## Objective
Take the material and output all of it exactly.

========================

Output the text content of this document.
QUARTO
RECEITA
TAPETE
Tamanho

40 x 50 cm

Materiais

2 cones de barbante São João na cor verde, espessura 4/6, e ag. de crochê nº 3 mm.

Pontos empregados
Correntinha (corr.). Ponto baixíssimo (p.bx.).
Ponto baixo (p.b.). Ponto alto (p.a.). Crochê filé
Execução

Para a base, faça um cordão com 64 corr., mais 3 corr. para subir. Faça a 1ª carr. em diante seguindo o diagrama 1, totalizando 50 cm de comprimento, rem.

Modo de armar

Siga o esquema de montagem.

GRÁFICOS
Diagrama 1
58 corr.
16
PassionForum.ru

========================

## Worked answer
Output the text content of this document.
QUARTO
RECEITA
TAPETE
Tamanho

40 x 50 cm

Materiais

2 cones de barbante São João na cor verde, espessura 4/6, e ag. de crochê nº 3 mm.

Pontos empregados
Correntinha (corr.). Ponto baixíssimo (p.bx.).
Ponto baixo (p.b.). Ponto alto (p.a.). Crochê filé
Execução

Para a base, faça um cordão com 64 corr., mais 3 corr. para subir. Faça a 1ª carr. em diante seguindo o diagrama 1, totalizando 50 cm de comprimento, rem.

Modo de armar

Siga o esquema de montagem.

GRÁFICOS
Diagrama 1
58 corr.
16
PassionForum.ru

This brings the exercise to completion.